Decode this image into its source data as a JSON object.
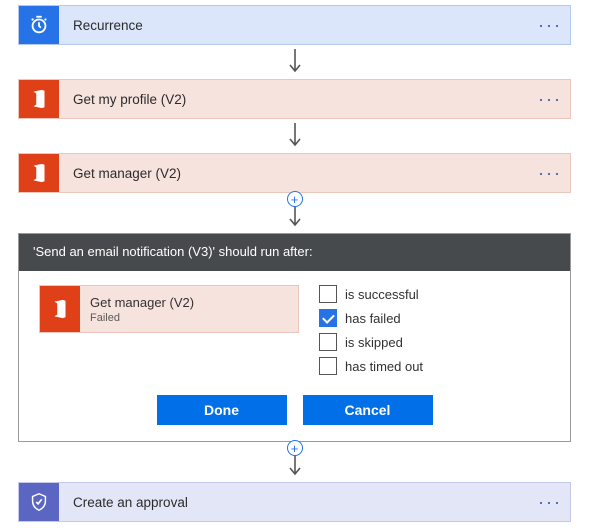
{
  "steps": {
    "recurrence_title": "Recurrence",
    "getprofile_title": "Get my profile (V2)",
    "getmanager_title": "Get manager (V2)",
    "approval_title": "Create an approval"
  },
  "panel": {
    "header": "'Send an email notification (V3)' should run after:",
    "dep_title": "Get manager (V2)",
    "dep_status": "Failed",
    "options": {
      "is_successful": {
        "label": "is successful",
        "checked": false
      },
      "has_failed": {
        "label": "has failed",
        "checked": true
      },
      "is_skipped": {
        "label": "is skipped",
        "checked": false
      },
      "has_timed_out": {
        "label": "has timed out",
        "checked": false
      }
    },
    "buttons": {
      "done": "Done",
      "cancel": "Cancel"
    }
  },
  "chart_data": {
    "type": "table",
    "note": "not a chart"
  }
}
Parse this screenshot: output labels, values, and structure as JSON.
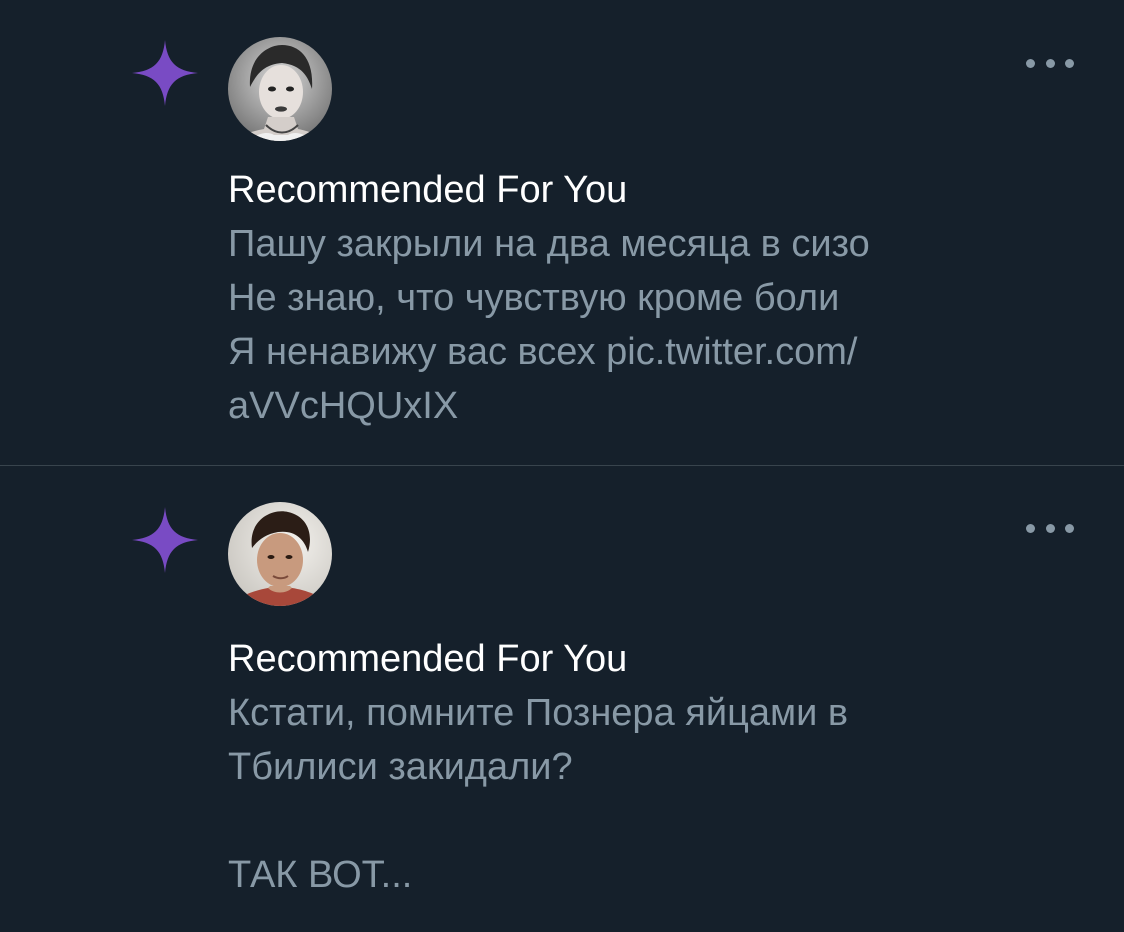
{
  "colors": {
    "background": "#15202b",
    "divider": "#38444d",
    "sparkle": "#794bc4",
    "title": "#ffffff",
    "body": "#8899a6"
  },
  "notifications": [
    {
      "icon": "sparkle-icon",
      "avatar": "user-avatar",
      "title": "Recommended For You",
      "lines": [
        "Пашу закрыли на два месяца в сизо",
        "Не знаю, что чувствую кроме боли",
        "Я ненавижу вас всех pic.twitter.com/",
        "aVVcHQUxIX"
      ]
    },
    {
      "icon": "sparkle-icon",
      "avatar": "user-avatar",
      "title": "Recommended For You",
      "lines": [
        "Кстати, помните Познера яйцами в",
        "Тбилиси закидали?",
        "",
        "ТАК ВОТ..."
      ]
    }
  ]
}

···

- [Your goal] Write out each line of the data exactly; the images should be left out.

- [Solution for this problem]
Decode this image into its source data as a JSON object.
{
  "steps": {
    "recurrence_title": "Recurrence",
    "getprofile_title": "Get my profile (V2)",
    "getmanager_title": "Get manager (V2)",
    "approval_title": "Create an approval"
  },
  "panel": {
    "header": "'Send an email notification (V3)' should run after:",
    "dep_title": "Get manager (V2)",
    "dep_status": "Failed",
    "options": {
      "is_successful": {
        "label": "is successful",
        "checked": false
      },
      "has_failed": {
        "label": "has failed",
        "checked": true
      },
      "is_skipped": {
        "label": "is skipped",
        "checked": false
      },
      "has_timed_out": {
        "label": "has timed out",
        "checked": false
      }
    },
    "buttons": {
      "done": "Done",
      "cancel": "Cancel"
    }
  },
  "chart_data": {
    "type": "table",
    "note": "not a chart"
  }
}
Parse this screenshot: output labels, values, and structure as JSON.
{
  "colors": {
    "background": "#15202b",
    "divider": "#38444d",
    "sparkle": "#794bc4",
    "title": "#ffffff",
    "body": "#8899a6"
  },
  "notifications": [
    {
      "icon": "sparkle-icon",
      "avatar": "user-avatar",
      "title": "Recommended For You",
      "lines": [
        "Пашу закрыли на два месяца в сизо",
        "Не знаю, что чувствую кроме боли",
        "Я ненавижу вас всех pic.twitter.com/",
        "aVVcHQUxIX"
      ]
    },
    {
      "icon": "sparkle-icon",
      "avatar": "user-avatar",
      "title": "Recommended For You",
      "lines": [
        "Кстати, помните Познера яйцами в",
        "Тбилиси закидали?",
        "",
        "ТАК ВОТ..."
      ]
    }
  ]
}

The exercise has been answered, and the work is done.